:: Material for this exercise ::

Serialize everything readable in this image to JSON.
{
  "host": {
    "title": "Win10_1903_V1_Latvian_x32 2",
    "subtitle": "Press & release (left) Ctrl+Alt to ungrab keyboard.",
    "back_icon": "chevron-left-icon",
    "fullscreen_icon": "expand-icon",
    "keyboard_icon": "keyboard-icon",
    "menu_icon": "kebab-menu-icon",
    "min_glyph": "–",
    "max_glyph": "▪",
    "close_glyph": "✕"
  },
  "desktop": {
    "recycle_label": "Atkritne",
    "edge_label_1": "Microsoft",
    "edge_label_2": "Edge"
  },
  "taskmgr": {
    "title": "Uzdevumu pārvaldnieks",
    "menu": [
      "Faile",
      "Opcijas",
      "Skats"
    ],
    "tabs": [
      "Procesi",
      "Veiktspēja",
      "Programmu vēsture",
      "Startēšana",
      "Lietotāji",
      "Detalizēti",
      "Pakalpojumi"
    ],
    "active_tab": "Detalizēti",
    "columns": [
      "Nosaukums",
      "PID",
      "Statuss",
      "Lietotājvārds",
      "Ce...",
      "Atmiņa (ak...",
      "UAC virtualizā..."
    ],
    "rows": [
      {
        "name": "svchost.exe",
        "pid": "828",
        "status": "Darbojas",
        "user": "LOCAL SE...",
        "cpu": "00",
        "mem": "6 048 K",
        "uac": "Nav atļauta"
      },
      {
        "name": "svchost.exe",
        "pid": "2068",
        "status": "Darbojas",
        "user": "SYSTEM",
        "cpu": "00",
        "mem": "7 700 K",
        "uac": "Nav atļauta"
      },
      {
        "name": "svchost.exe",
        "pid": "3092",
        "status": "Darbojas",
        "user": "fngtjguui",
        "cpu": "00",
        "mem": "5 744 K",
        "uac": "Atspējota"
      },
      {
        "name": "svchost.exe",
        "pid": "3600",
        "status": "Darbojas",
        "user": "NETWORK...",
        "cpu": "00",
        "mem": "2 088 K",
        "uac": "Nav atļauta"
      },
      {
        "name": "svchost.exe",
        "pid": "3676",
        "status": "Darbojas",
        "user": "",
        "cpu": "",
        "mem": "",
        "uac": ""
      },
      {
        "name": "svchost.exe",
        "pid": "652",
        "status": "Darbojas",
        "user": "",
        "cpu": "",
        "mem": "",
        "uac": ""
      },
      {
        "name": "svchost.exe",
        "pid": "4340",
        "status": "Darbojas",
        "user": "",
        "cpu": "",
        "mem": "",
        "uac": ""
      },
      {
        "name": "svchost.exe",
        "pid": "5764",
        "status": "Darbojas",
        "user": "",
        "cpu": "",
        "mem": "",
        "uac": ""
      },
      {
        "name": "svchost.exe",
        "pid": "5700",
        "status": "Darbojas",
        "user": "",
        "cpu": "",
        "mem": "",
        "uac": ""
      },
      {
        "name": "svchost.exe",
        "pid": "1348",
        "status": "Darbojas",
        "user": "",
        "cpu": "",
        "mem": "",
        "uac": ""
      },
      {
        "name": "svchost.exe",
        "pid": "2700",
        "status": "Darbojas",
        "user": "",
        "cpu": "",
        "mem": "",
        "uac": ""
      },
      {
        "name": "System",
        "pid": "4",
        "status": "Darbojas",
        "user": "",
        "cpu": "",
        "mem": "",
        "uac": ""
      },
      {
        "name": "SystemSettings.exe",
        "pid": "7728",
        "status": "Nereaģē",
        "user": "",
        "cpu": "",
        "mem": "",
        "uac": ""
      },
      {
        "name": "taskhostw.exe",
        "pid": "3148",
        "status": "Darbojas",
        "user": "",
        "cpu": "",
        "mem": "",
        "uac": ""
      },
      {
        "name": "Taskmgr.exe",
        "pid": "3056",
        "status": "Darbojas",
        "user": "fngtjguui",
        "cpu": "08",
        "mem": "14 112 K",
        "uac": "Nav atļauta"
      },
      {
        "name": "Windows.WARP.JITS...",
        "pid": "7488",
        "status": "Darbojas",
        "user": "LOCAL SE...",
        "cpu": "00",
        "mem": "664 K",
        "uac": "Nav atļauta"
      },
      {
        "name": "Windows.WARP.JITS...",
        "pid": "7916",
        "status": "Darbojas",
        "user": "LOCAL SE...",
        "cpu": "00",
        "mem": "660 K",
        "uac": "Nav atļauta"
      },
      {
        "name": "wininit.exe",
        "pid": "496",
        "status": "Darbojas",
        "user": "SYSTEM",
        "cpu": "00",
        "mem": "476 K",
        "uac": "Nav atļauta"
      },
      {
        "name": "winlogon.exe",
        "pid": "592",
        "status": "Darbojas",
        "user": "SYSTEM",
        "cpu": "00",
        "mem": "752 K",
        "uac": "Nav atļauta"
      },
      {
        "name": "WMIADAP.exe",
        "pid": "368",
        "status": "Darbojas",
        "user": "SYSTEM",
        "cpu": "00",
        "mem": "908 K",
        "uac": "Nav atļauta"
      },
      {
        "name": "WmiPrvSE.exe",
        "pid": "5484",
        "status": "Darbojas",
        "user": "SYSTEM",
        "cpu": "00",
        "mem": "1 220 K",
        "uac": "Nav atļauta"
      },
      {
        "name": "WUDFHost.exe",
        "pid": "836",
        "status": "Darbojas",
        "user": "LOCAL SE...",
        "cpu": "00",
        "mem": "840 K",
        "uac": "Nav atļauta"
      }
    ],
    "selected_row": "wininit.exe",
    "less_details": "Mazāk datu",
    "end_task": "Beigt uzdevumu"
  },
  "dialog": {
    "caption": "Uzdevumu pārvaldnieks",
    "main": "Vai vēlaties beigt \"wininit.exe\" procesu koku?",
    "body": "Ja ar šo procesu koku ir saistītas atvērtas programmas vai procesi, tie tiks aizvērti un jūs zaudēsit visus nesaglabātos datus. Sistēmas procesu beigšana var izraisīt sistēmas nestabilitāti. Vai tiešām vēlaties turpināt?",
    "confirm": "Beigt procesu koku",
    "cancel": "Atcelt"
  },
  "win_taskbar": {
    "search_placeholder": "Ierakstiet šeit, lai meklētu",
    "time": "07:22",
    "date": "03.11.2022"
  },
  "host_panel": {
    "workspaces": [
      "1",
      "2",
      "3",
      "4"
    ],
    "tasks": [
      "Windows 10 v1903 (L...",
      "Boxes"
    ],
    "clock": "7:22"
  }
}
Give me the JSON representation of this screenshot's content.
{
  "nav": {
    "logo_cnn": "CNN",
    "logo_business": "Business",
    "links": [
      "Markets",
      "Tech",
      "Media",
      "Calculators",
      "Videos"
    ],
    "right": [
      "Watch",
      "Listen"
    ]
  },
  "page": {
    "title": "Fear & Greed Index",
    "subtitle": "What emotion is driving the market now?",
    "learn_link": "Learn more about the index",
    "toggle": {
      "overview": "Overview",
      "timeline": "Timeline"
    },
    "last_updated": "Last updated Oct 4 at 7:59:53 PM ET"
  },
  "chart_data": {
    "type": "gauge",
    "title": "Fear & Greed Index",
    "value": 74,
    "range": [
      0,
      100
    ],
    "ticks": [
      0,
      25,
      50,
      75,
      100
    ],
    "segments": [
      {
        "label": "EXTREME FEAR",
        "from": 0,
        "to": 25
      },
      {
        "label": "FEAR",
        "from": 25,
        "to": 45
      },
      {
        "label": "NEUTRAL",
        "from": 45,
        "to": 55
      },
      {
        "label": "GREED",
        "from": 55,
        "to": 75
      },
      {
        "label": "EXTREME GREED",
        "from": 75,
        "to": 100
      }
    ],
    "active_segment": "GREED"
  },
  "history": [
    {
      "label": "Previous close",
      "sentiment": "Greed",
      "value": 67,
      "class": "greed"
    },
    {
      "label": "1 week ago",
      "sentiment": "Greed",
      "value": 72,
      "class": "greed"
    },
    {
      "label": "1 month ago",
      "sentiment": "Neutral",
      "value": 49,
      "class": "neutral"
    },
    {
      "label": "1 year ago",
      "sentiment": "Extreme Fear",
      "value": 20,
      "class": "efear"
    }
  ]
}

:::

▶ [Work to complete]
Looking at the entries above, how many lines contain the word "koku"? Answer with the number alone.

▶ [Final result]
3